- **The problem**
Would you find each line in the entries below with the string "Engineering" and copy it?

- **Material supplied**
==========

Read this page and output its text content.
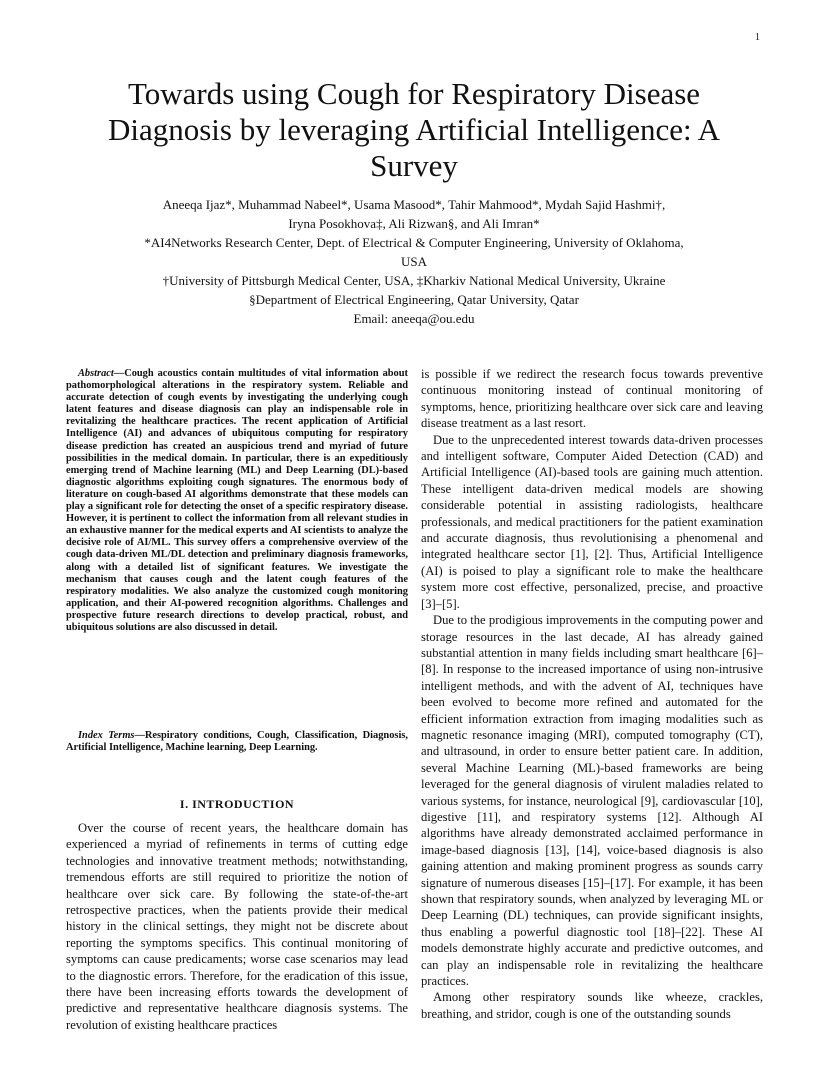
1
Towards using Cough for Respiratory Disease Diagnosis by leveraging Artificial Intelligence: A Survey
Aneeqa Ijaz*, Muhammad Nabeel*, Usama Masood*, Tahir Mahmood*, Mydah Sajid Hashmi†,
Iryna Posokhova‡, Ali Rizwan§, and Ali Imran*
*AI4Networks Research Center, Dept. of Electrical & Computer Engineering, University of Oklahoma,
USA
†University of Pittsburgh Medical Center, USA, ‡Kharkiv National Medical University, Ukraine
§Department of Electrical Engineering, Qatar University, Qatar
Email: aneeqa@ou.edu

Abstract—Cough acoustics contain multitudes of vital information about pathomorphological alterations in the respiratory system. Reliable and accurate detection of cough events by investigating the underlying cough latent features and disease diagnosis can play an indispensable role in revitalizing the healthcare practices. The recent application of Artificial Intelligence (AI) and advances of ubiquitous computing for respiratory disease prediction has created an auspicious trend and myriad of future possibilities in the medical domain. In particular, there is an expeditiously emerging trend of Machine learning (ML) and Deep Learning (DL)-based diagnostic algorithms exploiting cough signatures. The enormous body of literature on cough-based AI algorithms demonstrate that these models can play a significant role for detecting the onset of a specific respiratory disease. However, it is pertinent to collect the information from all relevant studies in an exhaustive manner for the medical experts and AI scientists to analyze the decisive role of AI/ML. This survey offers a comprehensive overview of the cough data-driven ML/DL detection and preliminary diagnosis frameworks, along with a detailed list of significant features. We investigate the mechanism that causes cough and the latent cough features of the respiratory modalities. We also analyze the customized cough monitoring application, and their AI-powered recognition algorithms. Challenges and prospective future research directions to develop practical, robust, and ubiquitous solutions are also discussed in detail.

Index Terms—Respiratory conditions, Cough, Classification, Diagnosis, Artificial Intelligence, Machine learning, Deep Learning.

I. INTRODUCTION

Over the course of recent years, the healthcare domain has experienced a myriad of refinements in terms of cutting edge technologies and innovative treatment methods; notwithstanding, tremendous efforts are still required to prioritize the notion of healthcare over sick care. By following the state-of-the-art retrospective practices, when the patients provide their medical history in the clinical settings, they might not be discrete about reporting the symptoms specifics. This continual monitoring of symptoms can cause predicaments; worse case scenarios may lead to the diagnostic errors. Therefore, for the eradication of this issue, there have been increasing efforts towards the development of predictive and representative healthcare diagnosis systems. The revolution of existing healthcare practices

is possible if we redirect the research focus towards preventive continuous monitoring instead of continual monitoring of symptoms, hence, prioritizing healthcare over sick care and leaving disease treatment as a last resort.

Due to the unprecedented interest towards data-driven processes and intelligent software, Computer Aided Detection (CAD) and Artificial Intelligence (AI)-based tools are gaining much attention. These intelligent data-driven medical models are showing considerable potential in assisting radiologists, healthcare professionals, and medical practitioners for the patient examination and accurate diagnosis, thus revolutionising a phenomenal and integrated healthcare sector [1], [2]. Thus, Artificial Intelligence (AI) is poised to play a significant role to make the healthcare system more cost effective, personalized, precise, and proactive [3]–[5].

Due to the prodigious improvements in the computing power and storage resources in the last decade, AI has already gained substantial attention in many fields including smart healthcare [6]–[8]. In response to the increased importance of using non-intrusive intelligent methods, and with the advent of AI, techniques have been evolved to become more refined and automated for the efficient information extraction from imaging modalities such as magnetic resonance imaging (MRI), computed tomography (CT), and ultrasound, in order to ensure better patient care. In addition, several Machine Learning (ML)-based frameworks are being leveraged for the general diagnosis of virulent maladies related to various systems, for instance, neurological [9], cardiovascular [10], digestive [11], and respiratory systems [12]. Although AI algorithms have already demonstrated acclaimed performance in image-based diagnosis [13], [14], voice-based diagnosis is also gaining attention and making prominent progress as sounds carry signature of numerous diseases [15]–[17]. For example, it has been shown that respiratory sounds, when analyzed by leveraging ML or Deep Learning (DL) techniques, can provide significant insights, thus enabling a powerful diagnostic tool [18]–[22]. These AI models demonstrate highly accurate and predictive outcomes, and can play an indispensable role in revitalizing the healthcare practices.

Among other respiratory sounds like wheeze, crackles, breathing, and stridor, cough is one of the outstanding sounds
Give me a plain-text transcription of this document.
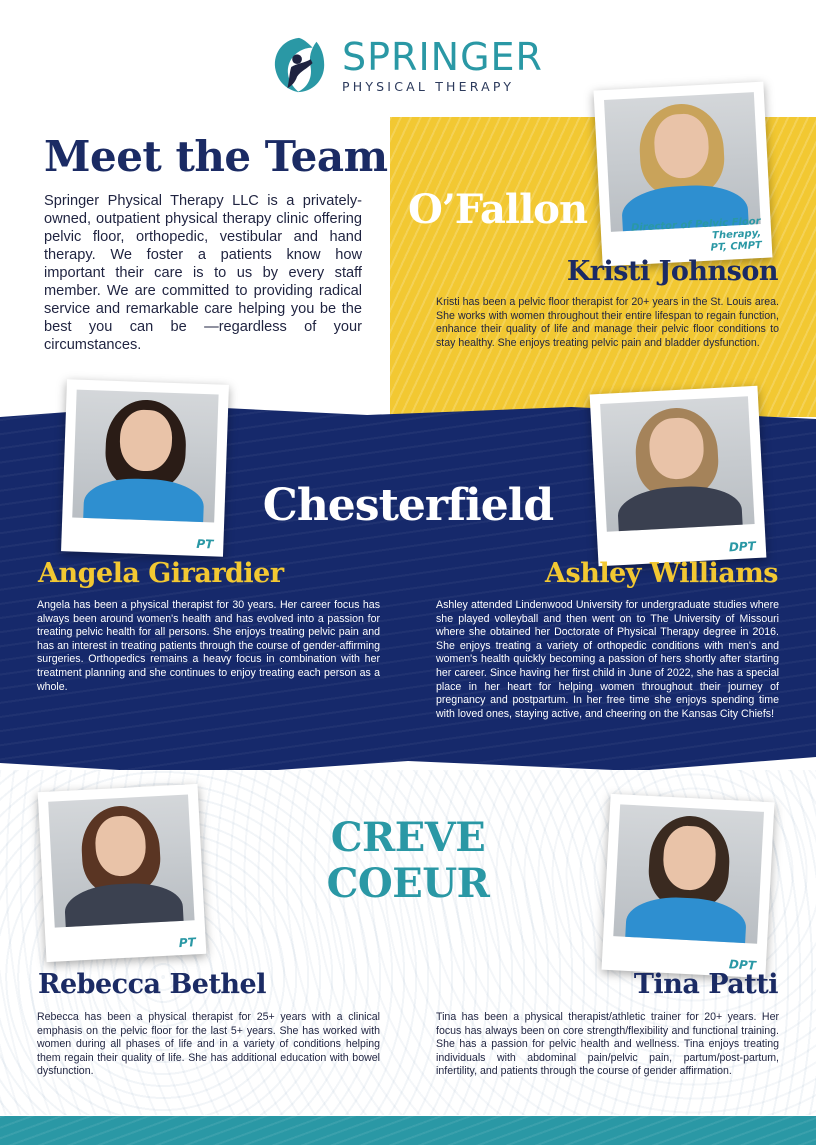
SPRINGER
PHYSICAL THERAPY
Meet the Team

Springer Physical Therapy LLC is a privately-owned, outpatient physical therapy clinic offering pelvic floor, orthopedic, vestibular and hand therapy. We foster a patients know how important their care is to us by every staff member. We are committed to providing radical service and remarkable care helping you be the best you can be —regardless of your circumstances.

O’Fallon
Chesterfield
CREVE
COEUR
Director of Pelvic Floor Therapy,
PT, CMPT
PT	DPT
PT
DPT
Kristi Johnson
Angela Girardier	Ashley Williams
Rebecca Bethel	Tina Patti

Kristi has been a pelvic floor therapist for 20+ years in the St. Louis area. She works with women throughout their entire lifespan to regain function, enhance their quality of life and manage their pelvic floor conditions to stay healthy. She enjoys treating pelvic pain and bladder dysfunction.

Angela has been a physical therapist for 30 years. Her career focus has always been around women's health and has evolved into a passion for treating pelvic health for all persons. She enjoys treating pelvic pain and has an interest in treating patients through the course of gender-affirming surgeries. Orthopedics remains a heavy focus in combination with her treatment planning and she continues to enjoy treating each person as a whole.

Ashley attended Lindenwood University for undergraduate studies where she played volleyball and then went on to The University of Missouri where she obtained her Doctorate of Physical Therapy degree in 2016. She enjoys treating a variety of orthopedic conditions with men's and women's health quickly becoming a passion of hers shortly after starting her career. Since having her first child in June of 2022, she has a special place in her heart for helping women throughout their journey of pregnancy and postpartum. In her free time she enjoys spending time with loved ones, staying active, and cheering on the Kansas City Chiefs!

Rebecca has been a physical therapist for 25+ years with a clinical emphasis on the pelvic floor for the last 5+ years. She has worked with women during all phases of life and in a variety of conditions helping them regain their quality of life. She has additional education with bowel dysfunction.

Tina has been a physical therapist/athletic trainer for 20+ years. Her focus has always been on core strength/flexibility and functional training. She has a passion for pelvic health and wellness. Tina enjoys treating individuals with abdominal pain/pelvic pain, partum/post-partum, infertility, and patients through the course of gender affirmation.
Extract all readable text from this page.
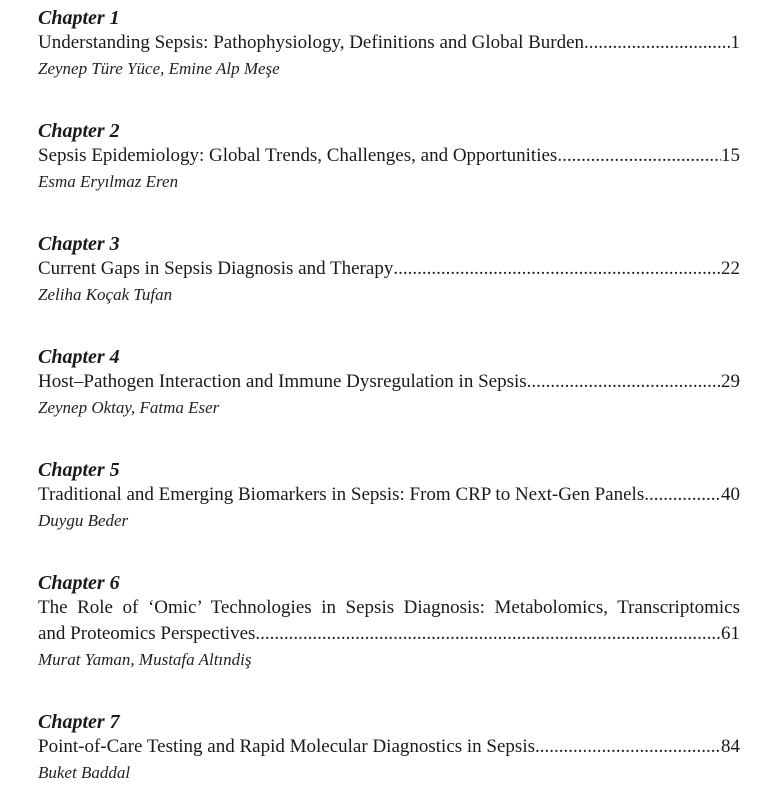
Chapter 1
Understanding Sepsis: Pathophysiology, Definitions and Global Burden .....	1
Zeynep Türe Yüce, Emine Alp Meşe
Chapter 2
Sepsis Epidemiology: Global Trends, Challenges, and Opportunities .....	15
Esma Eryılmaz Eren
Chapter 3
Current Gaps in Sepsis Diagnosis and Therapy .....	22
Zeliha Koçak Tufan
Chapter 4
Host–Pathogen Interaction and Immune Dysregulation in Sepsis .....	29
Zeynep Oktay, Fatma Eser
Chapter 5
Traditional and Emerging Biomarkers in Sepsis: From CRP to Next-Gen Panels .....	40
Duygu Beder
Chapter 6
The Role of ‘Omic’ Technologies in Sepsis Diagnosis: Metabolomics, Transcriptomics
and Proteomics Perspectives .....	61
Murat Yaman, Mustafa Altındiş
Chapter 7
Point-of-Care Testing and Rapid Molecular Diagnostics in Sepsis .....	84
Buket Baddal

==========

- **Problem solution**
*AI4Networks Research Center, Dept. of Electrical & Computer Engineering, University of Oklahoma,
§Department of Electrical Engineering, Qatar University, Qatar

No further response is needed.